Task brief:
Quote every row below word for word, leaving the pictures out of your answer.

Data taken from a collection
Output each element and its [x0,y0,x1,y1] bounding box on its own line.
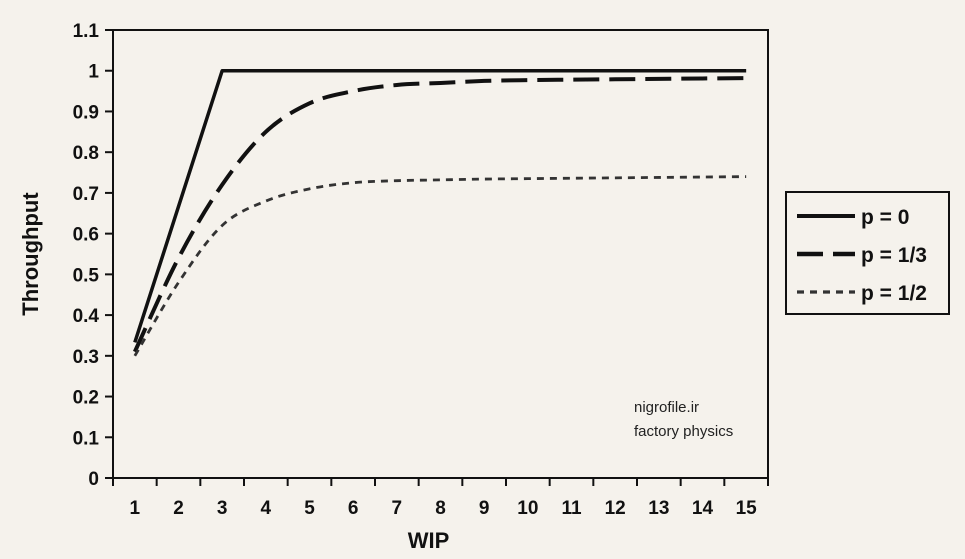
y-tick-label: 0.2 [73,388,99,409]
legend-label-3: p = 1/2 [861,282,927,305]
x-tick-label: 8 [435,498,446,519]
y-tick-label: 0.1 [73,428,100,449]
annotation-site: nigrofile.ir [634,399,699,416]
x-tick-label: 7 [392,498,403,519]
x-tick-label: 5 [304,498,315,519]
x-axis-title: WIP [408,528,450,553]
y-tick-label: 1 [88,62,99,83]
y-tick-label: 0.4 [73,306,100,327]
y-tick-label: 0.6 [73,225,99,246]
legend-label-1: p = 0 [861,206,909,229]
x-tick-label: 11 [561,498,582,519]
x-tick-label: 15 [736,498,758,519]
legend-label-2: p = 1/3 [861,244,927,267]
x-tick-label: 14 [692,498,714,519]
y-tick-label: 0.9 [73,102,99,123]
legend: p = 0 p = 1/3 p = 1/2 [785,191,950,315]
y-tick-label: 1.1 [73,21,100,42]
series-line-2 [133,76,747,353]
y-tick-label: 0.7 [73,184,99,205]
y-tick-label: 0.5 [73,265,100,286]
x-tick-label: 2 [173,498,184,519]
x-tick-label: 6 [348,498,359,519]
plot-area-frame [112,29,769,479]
legend-items: p = 0 p = 1/3 p = 1/2 [797,206,927,305]
x-tick-label: 4 [261,498,272,519]
x-tick-label: 1 [130,498,141,519]
x-tick-label: 13 [648,498,669,519]
data-series [133,68,747,357]
x-axis-ticks: 1 2 3 4 5 6 7 8 9 10 11 12 13 14 15 [112,478,769,519]
y-tick-label: 0 [88,469,99,490]
series-line-3 [133,175,747,357]
x-tick-label: 9 [479,498,490,519]
annotation-source: factory physics [634,423,733,440]
y-axis-ticks: 0 0.1 0.2 0.3 0.4 0.5 0.6 0.7 0.8 0.9 1 1.1 [73,21,113,490]
legend-box [785,191,950,315]
y-axis-title: Throughput [18,192,43,316]
x-tick-label: 10 [517,498,538,519]
y-tick-label: 0.3 [73,347,99,368]
series-line-1 [133,68,747,343]
x-tick-label: 12 [605,498,626,519]
x-tick-label: 3 [217,498,228,519]
y-tick-label: 0.8 [73,143,99,164]
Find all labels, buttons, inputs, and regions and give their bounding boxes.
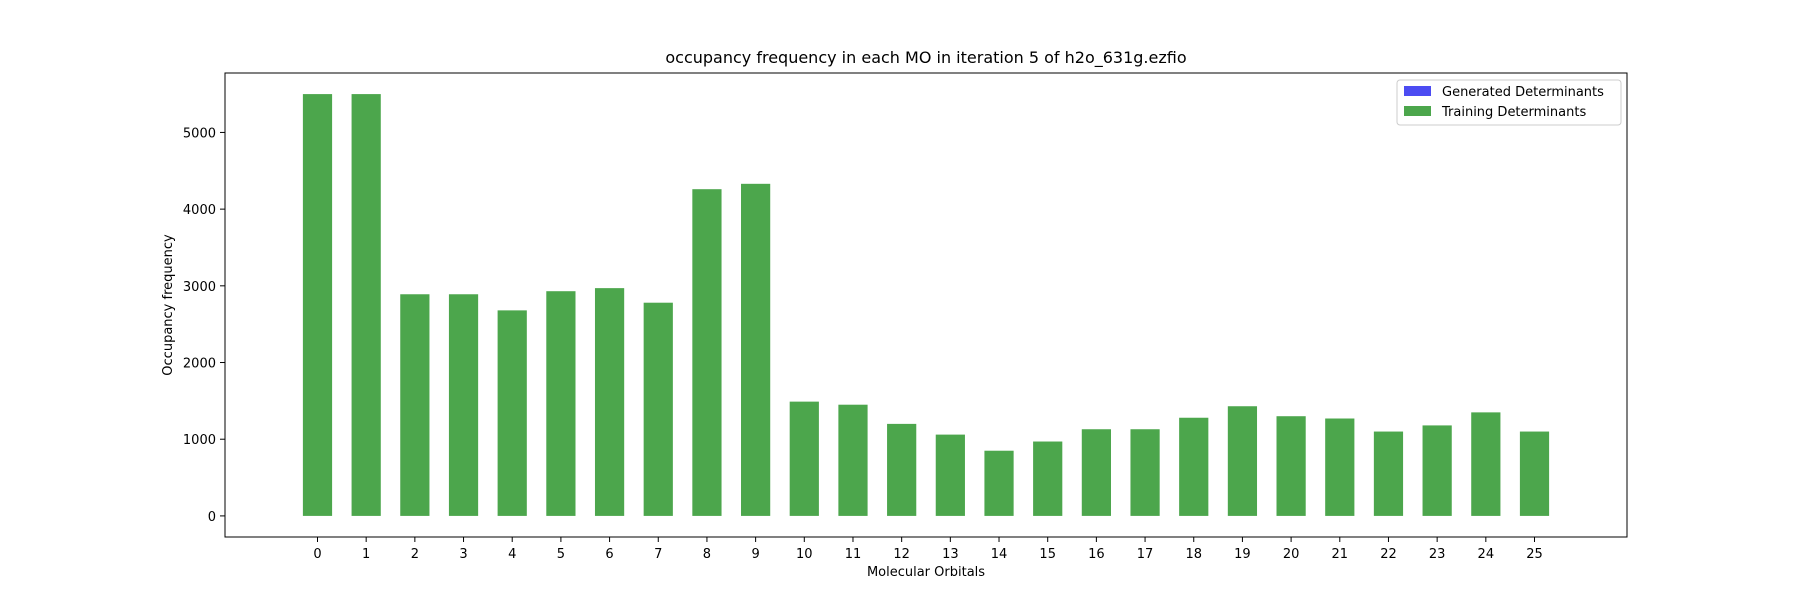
bar-training-mo-1 — [351, 94, 381, 516]
y-tick-label-3000: 3000 — [183, 280, 216, 295]
bar-training-mo-17 — [1130, 429, 1160, 516]
bar-training-mo-12 — [887, 423, 917, 516]
x-tick-label-5: 5 — [557, 547, 565, 562]
legend-label-generated: Generated Determinants — [1442, 85, 1604, 100]
legend-label-training: Training Determinants — [1441, 105, 1586, 120]
legend-swatch-generated — [1404, 86, 1431, 96]
bar-training-mo-16 — [1081, 429, 1111, 516]
x-tick-label-0: 0 — [313, 547, 321, 562]
bar-training-mo-6 — [594, 288, 625, 516]
y-tick-label-5000: 5000 — [183, 126, 216, 141]
bar-training-mo-21 — [1325, 418, 1355, 516]
bar-training-mo-25 — [1519, 431, 1550, 516]
bar-training-mo-8 — [692, 189, 722, 516]
x-tick-label-6: 6 — [605, 547, 613, 562]
x-tick-label-22: 22 — [1380, 547, 1397, 562]
bar-training-mo-7 — [643, 302, 673, 516]
x-axis-ticks: 0 1 2 3 4 5 6 7 8 9 10 11 12 13 14 15 16 17 18 19 20 21 22 23 24… — [313, 537, 1543, 562]
x-tick-label-2: 2 — [411, 547, 419, 562]
bar-training-mo-9 — [741, 183, 771, 516]
y-axis-ticks: 0 1000 2000 3000 4000 5000 — [183, 126, 225, 525]
bar-training-mo-20 — [1276, 416, 1306, 516]
bar-training-mo-19 — [1227, 406, 1258, 516]
y-tick-label-4000: 4000 — [183, 203, 216, 218]
x-tick-label-11: 11 — [845, 547, 862, 562]
bar-training-mo-5 — [546, 291, 576, 516]
bar-training-mo-2 — [400, 294, 430, 516]
x-tick-label-4: 4 — [508, 547, 516, 562]
chart-title: occupancy frequency in each MO in iterat… — [665, 48, 1186, 68]
bar-training-mo-15 — [1033, 441, 1063, 516]
axes-frame — [224, 72, 1628, 538]
x-tick-label-20: 20 — [1283, 547, 1300, 562]
y-axis-label: Occupancy frequency — [161, 234, 176, 376]
x-tick-label-23: 23 — [1429, 547, 1446, 562]
x-tick-label-24: 24 — [1478, 547, 1495, 562]
x-tick-label-25: 25 — [1526, 547, 1543, 562]
bar-training-mo-22 — [1373, 431, 1404, 516]
y-tick-label-0: 0 — [208, 510, 216, 525]
y-tick-label-1000: 1000 — [183, 433, 216, 448]
x-tick-label-7: 7 — [654, 547, 662, 562]
bar-training-mo-14 — [984, 450, 1014, 516]
x-axis-label: Molecular Orbitals — [867, 565, 985, 580]
x-tick-label-19: 19 — [1234, 547, 1251, 562]
bar-training-mo-4 — [497, 310, 527, 516]
x-tick-label-9: 9 — [751, 547, 759, 562]
bar-training-mo-10 — [789, 401, 819, 516]
y-tick-label-2000: 2000 — [183, 357, 216, 372]
x-tick-label-3: 3 — [459, 547, 467, 562]
x-tick-label-21: 21 — [1332, 547, 1349, 562]
x-tick-label-15: 15 — [1039, 547, 1056, 562]
bar-training-mo-3 — [448, 294, 479, 516]
x-tick-label-12: 12 — [893, 547, 910, 562]
legend-swatch-training — [1404, 106, 1431, 116]
x-tick-label-13: 13 — [942, 547, 959, 562]
x-tick-label-10: 10 — [796, 547, 813, 562]
bar-training-mo-23 — [1422, 425, 1452, 516]
bar-training-mo-13 — [935, 434, 965, 516]
x-tick-label-1: 1 — [362, 547, 370, 562]
bar-training-mo-18 — [1179, 417, 1209, 516]
x-tick-label-14: 14 — [991, 547, 1008, 562]
x-tick-label-8: 8 — [703, 547, 711, 562]
x-tick-label-16: 16 — [1088, 547, 1105, 562]
x-tick-label-18: 18 — [1185, 547, 1202, 562]
x-tick-label-17: 17 — [1137, 547, 1154, 562]
bar-training-mo-24 — [1471, 412, 1501, 516]
bars-layer — [302, 94, 1550, 516]
bar-training-mo-0 — [302, 94, 333, 516]
legend-box — [1396, 79, 1622, 126]
legend: Generated Determinants Training Determin… — [1396, 79, 1622, 126]
bar-training-mo-11 — [838, 404, 868, 516]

Solved problem:
Output each element and its [x0,y0,x1,y1] bounding box on its own line.
y-tick-label: 0.2 [73,388,99,409]
legend-label-3: p = 1/2 [861,282,927,305]
x-tick-label: 8 [435,498,446,519]
y-tick-label: 0.1 [73,428,100,449]
annotation-site: nigrofile.ir [634,399,699,416]
x-tick-label: 7 [392,498,403,519]
x-tick-label: 5 [304,498,315,519]
x-axis-title: WIP [408,528,450,553]
y-tick-label: 1 [88,62,99,83]
y-tick-label: 0.4 [73,306,100,327]
y-tick-label: 0.6 [73,225,99,246]
legend-label-1: p = 0 [861,206,909,229]
x-tick-label: 11 [561,498,582,519]
x-tick-label: 15 [736,498,758,519]
legend-label-2: p = 1/3 [861,244,927,267]
x-tick-label: 14 [692,498,714,519]
y-tick-label: 0.9 [73,102,99,123]
legend: p = 0 p = 1/3 p = 1/2 [785,191,950,315]
y-tick-label: 1.1 [73,21,100,42]
series-line-2 [133,76,747,353]
y-tick-label: 0.7 [73,184,99,205]
y-tick-label: 0.5 [73,265,100,286]
x-tick-label: 2 [173,498,184,519]
x-tick-label: 6 [348,498,359,519]
plot-area-frame [112,29,769,479]
legend-items: p = 0 p = 1/3 p = 1/2 [797,206,927,305]
x-tick-label: 4 [261,498,272,519]
x-tick-label: 1 [130,498,141,519]
x-tick-label: 13 [648,498,669,519]
data-series [133,68,747,357]
x-axis-ticks: 1 2 3 4 5 6 7 8 9 10 11 12 13 14 15 [112,478,769,519]
y-tick-label: 0 [88,469,99,490]
series-line-3 [133,175,747,357]
x-tick-label: 9 [479,498,490,519]
annotation-source: factory physics [634,423,733,440]
y-axis-ticks: 0 0.1 0.2 0.3 0.4 0.5 0.6 0.7 0.8 0.9 1 1.1 [73,21,113,490]
legend-box [785,191,950,315]
y-axis-title: Throughput [18,192,43,316]
x-tick-label: 10 [517,498,538,519]
y-tick-label: 0.3 [73,347,99,368]
series-line-1 [133,68,747,343]
x-tick-label: 12 [605,498,626,519]
x-tick-label: 3 [217,498,228,519]
y-tick-label: 0.8 [73,143,99,164]
Find all labels, buttons, inputs, and regions and give their bounding boxes.
bar-training-mo-1 — [351, 94, 381, 516]
y-tick-label-3000: 3000 — [183, 280, 216, 295]
bar-training-mo-17 — [1130, 429, 1160, 516]
bar-training-mo-12 — [887, 423, 917, 516]
x-tick-label-5: 5 — [557, 547, 565, 562]
legend-label-generated: Generated Determinants — [1442, 85, 1604, 100]
legend-label-training: Training Determinants — [1441, 105, 1586, 120]
legend-swatch-generated — [1404, 86, 1431, 96]
bar-training-mo-16 — [1081, 429, 1111, 516]
x-tick-label-0: 0 — [313, 547, 321, 562]
bar-training-mo-6 — [594, 288, 625, 516]
y-tick-label-5000: 5000 — [183, 126, 216, 141]
bar-training-mo-21 — [1325, 418, 1355, 516]
bar-training-mo-25 — [1519, 431, 1550, 516]
bar-training-mo-8 — [692, 189, 722, 516]
x-tick-label-6: 6 — [605, 547, 613, 562]
x-tick-label-22: 22 — [1380, 547, 1397, 562]
bar-training-mo-7 — [643, 302, 673, 516]
x-axis-ticks: 0 1 2 3 4 5 6 7 8 9 10 11 12 13 14 15 16 17 18 19 20 21 22 23 24… — [313, 537, 1543, 562]
x-tick-label-2: 2 — [411, 547, 419, 562]
bar-training-mo-9 — [741, 183, 771, 516]
y-axis-ticks: 0 1000 2000 3000 4000 5000 — [183, 126, 225, 525]
bar-training-mo-20 — [1276, 416, 1306, 516]
bar-training-mo-19 — [1227, 406, 1258, 516]
y-tick-label-4000: 4000 — [183, 203, 216, 218]
x-tick-label-11: 11 — [845, 547, 862, 562]
bar-training-mo-5 — [546, 291, 576, 516]
bar-training-mo-2 — [400, 294, 430, 516]
x-tick-label-4: 4 — [508, 547, 516, 562]
chart-title: occupancy frequency in each MO in iterat… — [665, 48, 1186, 68]
bar-training-mo-15 — [1033, 441, 1063, 516]
axes-frame — [224, 72, 1628, 538]
x-tick-label-20: 20 — [1283, 547, 1300, 562]
y-axis-label: Occupancy frequency — [161, 234, 176, 376]
x-tick-label-23: 23 — [1429, 547, 1446, 562]
x-tick-label-24: 24 — [1478, 547, 1495, 562]
x-tick-label-25: 25 — [1526, 547, 1543, 562]
bar-training-mo-22 — [1373, 431, 1404, 516]
y-tick-label-0: 0 — [208, 510, 216, 525]
y-tick-label-1000: 1000 — [183, 433, 216, 448]
x-tick-label-7: 7 — [654, 547, 662, 562]
bar-training-mo-14 — [984, 450, 1014, 516]
x-axis-label: Molecular Orbitals — [867, 565, 985, 580]
x-tick-label-19: 19 — [1234, 547, 1251, 562]
bar-training-mo-4 — [497, 310, 527, 516]
x-tick-label-9: 9 — [751, 547, 759, 562]
bar-training-mo-10 — [789, 401, 819, 516]
y-tick-label-2000: 2000 — [183, 357, 216, 372]
x-tick-label-3: 3 — [459, 547, 467, 562]
x-tick-label-21: 21 — [1332, 547, 1349, 562]
x-tick-label-15: 15 — [1039, 547, 1056, 562]
bar-training-mo-3 — [448, 294, 479, 516]
x-tick-label-12: 12 — [893, 547, 910, 562]
legend-swatch-training — [1404, 106, 1431, 116]
x-tick-label-13: 13 — [942, 547, 959, 562]
x-tick-label-10: 10 — [796, 547, 813, 562]
bar-training-mo-23 — [1422, 425, 1452, 516]
bar-training-mo-13 — [935, 434, 965, 516]
x-tick-label-1: 1 — [362, 547, 370, 562]
bar-training-mo-18 — [1179, 417, 1209, 516]
x-tick-label-14: 14 — [991, 547, 1008, 562]
x-tick-label-8: 8 — [703, 547, 711, 562]
x-tick-label-16: 16 — [1088, 547, 1105, 562]
x-tick-label-18: 18 — [1185, 547, 1202, 562]
x-tick-label-17: 17 — [1137, 547, 1154, 562]
bar-training-mo-24 — [1471, 412, 1501, 516]
bars-layer — [302, 94, 1550, 516]
bar-training-mo-0 — [302, 94, 333, 516]
legend-box — [1396, 79, 1622, 126]
legend: Generated Determinants Training Determin… — [1396, 79, 1622, 126]
bar-training-mo-11 — [838, 404, 868, 516]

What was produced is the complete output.